Excerpted passage

★ ★ ★ ★

Google's BigQuery and Go

February 15, 2019 5 minutes read

go • Notes

BigQuery • go • Google • Serverless • DataBases • DataPersistence

Notes

BigQuery(BQ) is Google’s serverless, highly scalable, enterprise data warehouse
SQL-like query language
Real time data analysis by “streaming ingestion” capability
Deals with gigabytes to petabytes of data volume
Offers data encryption and data access permissions via Cloud Identity and Access Management
Machine Learning and Bussiness Intel can be easily integrated with BQ
Support for Geospatial data

Interacting with BQ

To interact with the BQ we can use:

A CLI tool
The GCP BQ UI (New and Old Web UI)
REST API which also allows the use of several client libraries

First things first

To be able to use BQ, it must be enabled for a project. All new projects will have it enabled by default, but for old projects, it must be manually enabled.

On GCP Concepts

Projects

Any GCP resources that you allocate and use must belong to a project. In order to interact with most GCP resources, you must provide the identifying project information for every request. You can identify a project in either of two ways: a project ID, or a project number
Google Cloud Platform offers Cloud IAM, which lets you assign granular access to specific Google Cloud Platform resources and prevents unwanted access to other resources. Cloud IAM lets you control who (users) has what access (roles) to which resources by setting Cloud IAM policies on the resources.
The hierarchy of resources is as follows,

On possible queries

BQ lets you perform,

Run interactive queries
Run batch queries
Create a view, which is a virtual table defined by a SQL query. Views can be created by,
- Calling the tables.insert API method
- Using the GCP Console or classic BigQuery web UI
- Submitting a CREATE VIEW Data Definition Language (DDL) statement
Use partitioned tables to query a subset of your data,
- A partitioned table is a special table that is divided into segments, called partitions, that make it easier to manage and query your data.
In addition to querying and viewing data, you can manage data in BigQuery in the following ways:
- Listing projects, jobs, datasets, and tables
- Getting information about jobs, datasets, and tables
- Defining, updating, or patching datasets and tables
- Deleting datasets and tables
- Managing table partitions

BigQuery jobs

Jobs are actions that BigQuery runs on your behalf to load data, export data, query data, or copy data.
Because jobs can potentially take a long time to complete, they execute asynchronously and can be polled for their status.

Datasets

A dataset is contained within a specific project. Datasets are top-level containers that are used to organize and control access to your tables and views. A table or view must belong to a dataset, so you need to create at least one dataset before loading data into BigQuery.
Datasets are strongly linked to their location (an analogous concept to AWS regions)
Allow controlled access.

Useful snippets

Table schemas

BigQuery allows you to specify a table’s schema when you load data into a table, and when you create an empty table.
To specify the schema one can use,
- The UI
- CLI
- Create a schema file in JSON format.
A column name must contain only letters (a-z, A-Z), numbers (0-9), or underscores (_), and it must start with a letter or underscore. The maximum column name length is 128 characters. Can not use prefixes like _TABLE_,_FILE_ or _PARTITION.

★ ★ ★ ★

The request
Pick up the notes on BigQuery and Go after their final sentence and keep writing them.

Collected material
★ ★ ★ ★

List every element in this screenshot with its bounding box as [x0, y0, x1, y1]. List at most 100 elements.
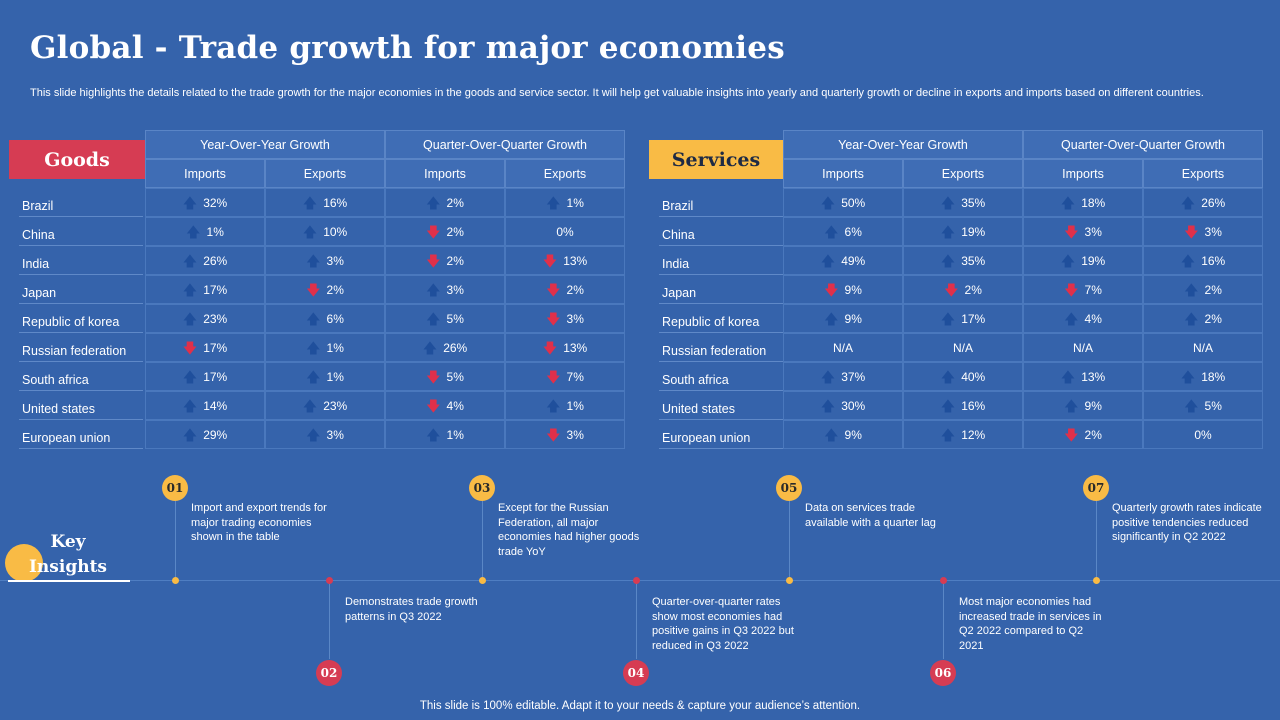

★ ★ ★ ★

Result of this exercise
Column names are case insensitive
Columns use standard SQL types
Columns accept NULLable modes (allow NULL entries). This is enabled by default
Here’s a link in how to send a table schema to the BQ
BigQuery performs best when your data is denormalized, so it is better to denormalize your data and take advantage of nested and repeated columns. Nested and repeated columns can maintain relationships without the performance impact of preserving a relational (normalized) schema. For example, a relational database used to track library books would likely keep all author information in a separate table. A key such as author_id would be used to link the book to the authors. In BigQuery, you can preserve the relationship between book and author without creating a separate author table. Instead, you create an author column, and you nest fields within it such as the author’s first name, last name, date of birth, and so on. If a book has multiple authors, you can make the nested author column repeated.
Here’s an example to have NESTED data in schema https://cloud.google.com/bigquery/docs/nested-repeated
Schemas can’t be changed, but can be improved by adding columns

BigQuery tables

A BigQuery table contains individual records organized in rows. Each record is composed of columns (also called fields).
Every table is defined by a schema that describes the column names, data types, and other information.
Table names must be unique for a dataset
Tables can be copied only to the same location (region, like in aws)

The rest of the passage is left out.